# [SET PROBLEM]
Transcribe each line exactly.
══ AVAILABLE DATA
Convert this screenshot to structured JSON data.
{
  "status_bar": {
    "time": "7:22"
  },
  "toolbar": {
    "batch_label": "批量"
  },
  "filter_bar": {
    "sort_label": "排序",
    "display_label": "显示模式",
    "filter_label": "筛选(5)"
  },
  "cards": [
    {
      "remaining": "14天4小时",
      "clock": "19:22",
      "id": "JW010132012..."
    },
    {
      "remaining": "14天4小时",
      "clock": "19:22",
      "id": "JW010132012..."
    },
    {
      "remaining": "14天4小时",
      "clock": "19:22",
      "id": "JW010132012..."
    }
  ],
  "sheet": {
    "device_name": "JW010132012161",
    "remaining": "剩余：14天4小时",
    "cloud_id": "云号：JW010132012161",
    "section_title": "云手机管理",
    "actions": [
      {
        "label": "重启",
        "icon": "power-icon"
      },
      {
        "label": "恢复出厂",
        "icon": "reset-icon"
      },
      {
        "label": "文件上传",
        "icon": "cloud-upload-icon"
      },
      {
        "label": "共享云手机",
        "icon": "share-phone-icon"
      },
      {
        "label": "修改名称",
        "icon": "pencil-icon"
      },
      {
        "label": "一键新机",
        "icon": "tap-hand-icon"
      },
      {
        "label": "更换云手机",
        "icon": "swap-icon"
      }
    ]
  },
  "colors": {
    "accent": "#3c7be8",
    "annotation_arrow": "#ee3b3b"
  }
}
════
# [TASK OUTPUT]
Convert this screenshot to structured JSON data.
{
  "status_bar": {
    "time": "7:22"
  },
  "toolbar": {
    "batch_label": "批量"
  },
  "filter_bar": {
    "sort_label": "排序",
    "display_label": "显示模式",
    "filter_label": "筛选(5)"
  },
  "cards": [
    {
      "remaining": "14天4小时",
      "clock": "19:22",
      "id": "JW010132012..."
    },
    {
      "remaining": "14天4小时",
      "clock": "19:22",
      "id": "JW010132012..."
    },
    {
      "remaining": "14天4小时",
      "clock": "19:22",
      "id": "JW010132012..."
    }
  ],
  "sheet": {
    "device_name": "JW010132012161",
    "remaining": "剩余：14天4小时",
    "cloud_id": "云号：JW010132012161",
    "section_title": "云手机管理",
    "actions": [
      {
        "label": "重启",
        "icon": "power-icon"
      },
      {
        "label": "恢复出厂",
        "icon": "reset-icon"
      },
      {
        "label": "文件上传",
        "icon": "cloud-upload-icon"
      },
      {
        "label": "共享云手机",
        "icon": "share-phone-icon"
      },
      {
        "label": "修改名称",
        "icon": "pencil-icon"
      },
      {
        "label": "一键新机",
        "icon": "tap-hand-icon"
      },
      {
        "label": "更换云手机",
        "icon": "swap-icon"
      }
    ]
  },
  "colors": {
    "accent": "#3c7be8",
    "annotation_arrow": "#ee3b3b"
  }
}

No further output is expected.